Records supplied start

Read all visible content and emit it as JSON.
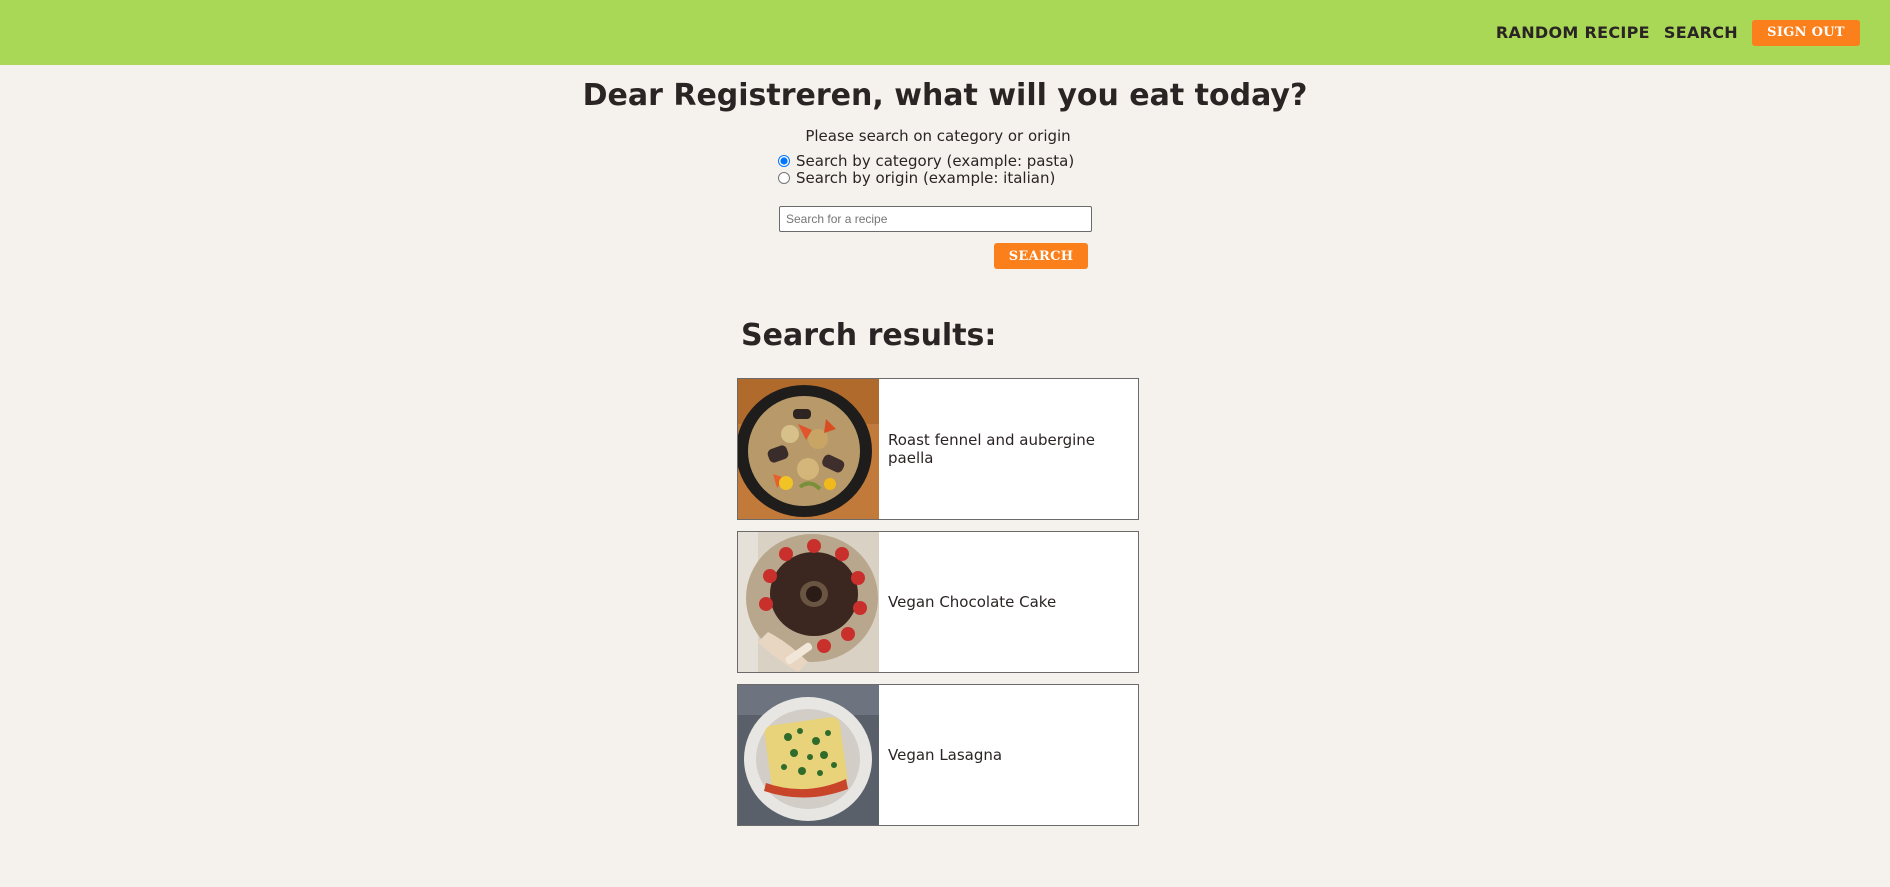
{
  "header": {
    "nav": {
      "random_recipe": "RANDOM RECIPE",
      "search": "SEARCH",
      "sign_out": "SIGN OUT"
    },
    "accent_color": "#a8d856",
    "button_color": "#fb7f1a"
  },
  "main": {
    "title": "Dear Registreren, what will you eat today?",
    "hint": "Please search on category or origin",
    "options": [
      {
        "label": "Search by category (example: pasta)",
        "checked": true
      },
      {
        "label": "Search by origin (example: italian)",
        "checked": false
      }
    ],
    "search": {
      "placeholder": "Search for a recipe",
      "value": "",
      "button_label": "SEARCH"
    }
  },
  "results": {
    "title": "Search results:",
    "items": [
      {
        "name": "Roast fennel and aubergine paella",
        "image": "paella-photo"
      },
      {
        "name": "Vegan Chocolate Cake",
        "image": "chocolate-cake-photo"
      },
      {
        "name": "Vegan Lasagna",
        "image": "lasagna-photo"
      }
    ]
  }
}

Records supplied end

Reproduce all of the data exactly, omitting each picture it holds.

• _Result for this exercise_
Read all visible content and emit it as JSON.
{
  "header": {
    "nav": {
      "random_recipe": "RANDOM RECIPE",
      "search": "SEARCH",
      "sign_out": "SIGN OUT"
    },
    "accent_color": "#a8d856",
    "button_color": "#fb7f1a"
  },
  "main": {
    "title": "Dear Registreren, what will you eat today?",
    "hint": "Please search on category or origin",
    "options": [
      {
        "label": "Search by category (example: pasta)",
        "checked": true
      },
      {
        "label": "Search by origin (example: italian)",
        "checked": false
      }
    ],
    "search": {
      "placeholder": "Search for a recipe",
      "value": "",
      "button_label": "SEARCH"
    }
  },
  "results": {
    "title": "Search results:",
    "items": [
      {
        "name": "Roast fennel and aubergine paella",
        "image": "paella-photo"
      },
      {
        "name": "Vegan Chocolate Cake",
        "image": "chocolate-cake-photo"
      },
      {
        "name": "Vegan Lasagna",
        "image": "lasagna-photo"
      }
    ]
  }
}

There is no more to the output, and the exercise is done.